● **GIVEN DATA**:
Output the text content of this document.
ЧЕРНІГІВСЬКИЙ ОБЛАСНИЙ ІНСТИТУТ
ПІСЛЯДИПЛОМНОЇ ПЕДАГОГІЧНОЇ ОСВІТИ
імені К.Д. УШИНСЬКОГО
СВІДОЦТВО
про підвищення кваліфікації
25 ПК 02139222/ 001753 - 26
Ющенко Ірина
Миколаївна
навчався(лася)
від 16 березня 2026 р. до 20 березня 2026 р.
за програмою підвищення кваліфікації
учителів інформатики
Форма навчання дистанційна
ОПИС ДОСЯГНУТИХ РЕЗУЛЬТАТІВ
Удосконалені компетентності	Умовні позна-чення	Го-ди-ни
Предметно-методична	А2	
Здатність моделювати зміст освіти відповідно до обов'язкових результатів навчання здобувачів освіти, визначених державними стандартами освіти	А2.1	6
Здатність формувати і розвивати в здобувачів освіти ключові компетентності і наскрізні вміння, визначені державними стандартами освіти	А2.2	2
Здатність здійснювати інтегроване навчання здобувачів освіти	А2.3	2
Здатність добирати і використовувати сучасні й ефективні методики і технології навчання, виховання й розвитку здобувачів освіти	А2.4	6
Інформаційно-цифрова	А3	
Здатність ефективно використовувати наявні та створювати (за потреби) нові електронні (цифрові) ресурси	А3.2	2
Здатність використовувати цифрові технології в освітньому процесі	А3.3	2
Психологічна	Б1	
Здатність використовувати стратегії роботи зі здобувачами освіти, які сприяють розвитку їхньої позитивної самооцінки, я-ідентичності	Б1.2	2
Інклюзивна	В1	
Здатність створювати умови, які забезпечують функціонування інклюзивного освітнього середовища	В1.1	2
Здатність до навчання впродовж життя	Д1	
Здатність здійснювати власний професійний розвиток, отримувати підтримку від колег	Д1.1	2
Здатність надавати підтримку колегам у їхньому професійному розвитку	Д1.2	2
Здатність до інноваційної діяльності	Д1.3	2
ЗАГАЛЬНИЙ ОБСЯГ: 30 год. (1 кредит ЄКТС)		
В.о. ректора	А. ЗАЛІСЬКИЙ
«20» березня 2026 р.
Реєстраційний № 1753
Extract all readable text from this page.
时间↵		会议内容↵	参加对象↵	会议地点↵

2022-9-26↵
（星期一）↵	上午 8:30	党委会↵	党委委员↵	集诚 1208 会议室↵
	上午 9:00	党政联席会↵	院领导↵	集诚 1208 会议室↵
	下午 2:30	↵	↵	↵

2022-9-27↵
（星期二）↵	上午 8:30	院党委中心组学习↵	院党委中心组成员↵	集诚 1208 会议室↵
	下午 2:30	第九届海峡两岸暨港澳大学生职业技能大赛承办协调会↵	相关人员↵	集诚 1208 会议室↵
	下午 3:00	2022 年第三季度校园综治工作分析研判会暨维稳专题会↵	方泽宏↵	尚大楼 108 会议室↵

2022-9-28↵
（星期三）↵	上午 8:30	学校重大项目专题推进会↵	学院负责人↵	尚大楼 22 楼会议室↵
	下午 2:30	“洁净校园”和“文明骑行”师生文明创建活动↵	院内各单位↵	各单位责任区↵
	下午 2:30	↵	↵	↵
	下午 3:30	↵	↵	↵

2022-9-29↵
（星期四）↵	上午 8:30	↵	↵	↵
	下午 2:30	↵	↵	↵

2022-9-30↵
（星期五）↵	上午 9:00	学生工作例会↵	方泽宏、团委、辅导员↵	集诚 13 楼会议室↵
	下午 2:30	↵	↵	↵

● **CHALLENGE**:
Every entry must be quoted exactly as it appears above.

● **WORKED SOLUTION**:
Output the text content of this document.
ЧЕРНІГІВСЬКИЙ ОБЛАСНИЙ ІНСТИТУТ
ПІСЛЯДИПЛОМНОЇ ПЕДАГОГІЧНОЇ ОСВІТИ
імені К.Д. УШИНСЬКОГО
СВІДОЦТВО
про підвищення кваліфікації
25 ПК 02139222/ 001753 - 26
Ющенко Ірина
Миколаївна
навчався(лася)
від 16 березня 2026 р. до 20 березня 2026 р.
за програмою підвищення кваліфікації
учителів інформатики
Форма навчання дистанційна
ОПИС ДОСЯГНУТИХ РЕЗУЛЬТАТІВ
Удосконалені компетентності	Умовні позна-чення	Го-ди-ни
Предметно-методична	А2	
Здатність моделювати зміст освіти відповідно до обов'язкових результатів навчання здобувачів освіти, визначених державними стандартами освіти	А2.1	6
Здатність формувати і розвивати в здобувачів освіти ключові компетентності і наскрізні вміння, визначені державними стандартами освіти	А2.2	2
Здатність здійснювати інтегроване навчання здобувачів освіти	А2.3	2
Здатність добирати і використовувати сучасні й ефективні методики і технології навчання, виховання й розвитку здобувачів освіти	А2.4	6
Інформаційно-цифрова	А3	
Здатність ефективно використовувати наявні та створювати (за потреби) нові електронні (цифрові) ресурси	А3.2	2
Здатність використовувати цифрові технології в освітньому процесі	А3.3	2
Психологічна	Б1	
Здатність використовувати стратегії роботи зі здобувачами освіти, які сприяють розвитку їхньої позитивної самооцінки, я-ідентичності	Б1.2	2
Інклюзивна	В1	
Здатність створювати умови, які забезпечують функціонування інклюзивного освітнього середовища	В1.1	2
Здатність до навчання впродовж життя	Д1	
Здатність здійснювати власний професійний розвиток, отримувати підтримку від колег	Д1.1	2
Здатність надавати підтримку колегам у їхньому професійному розвитку	Д1.2	2
Здатність до інноваційної діяльності	Д1.3	2
ЗАГАЛЬНИЙ ОБСЯГ: 30 год. (1 кредит ЄКТС)		
В.о. ректора	А. ЗАЛІСЬКИЙ
«20» березня 2026 р.
Реєстраційний № 1753
Extract all readable text from this page.
时间↵		会议内容↵	参加对象↵	会议地点↵

2022-9-26↵
（星期一）↵	上午 8:30	党委会↵	党委委员↵	集诚 1208 会议室↵
	上午 9:00	党政联席会↵	院领导↵	集诚 1208 会议室↵
	下午 2:30	↵	↵	↵

2022-9-27↵
（星期二）↵	上午 8:30	院党委中心组学习↵	院党委中心组成员↵	集诚 1208 会议室↵
	下午 2:30	第九届海峡两岸暨港澳大学生职业技能大赛承办协调会↵	相关人员↵	集诚 1208 会议室↵
	下午 3:00	2022 年第三季度校园综治工作分析研判会暨维稳专题会↵	方泽宏↵	尚大楼 108 会议室↵

2022-9-28↵
（星期三）↵	上午 8:30	学校重大项目专题推进会↵	学院负责人↵	尚大楼 22 楼会议室↵
	下午 2:30	“洁净校园”和“文明骑行”师生文明创建活动↵	院内各单位↵	各单位责任区↵
	下午 2:30	↵	↵	↵
	下午 3:30	↵	↵	↵

2022-9-29↵
（星期四）↵	上午 8:30	↵	↵	↵
	下午 2:30	↵	↵	↵

2022-9-30↵
（星期五）↵	上午 9:00	学生工作例会↵	方泽宏、团委、辅导员↵	集诚 13 楼会议室↵
	下午 2:30	↵	↵	↵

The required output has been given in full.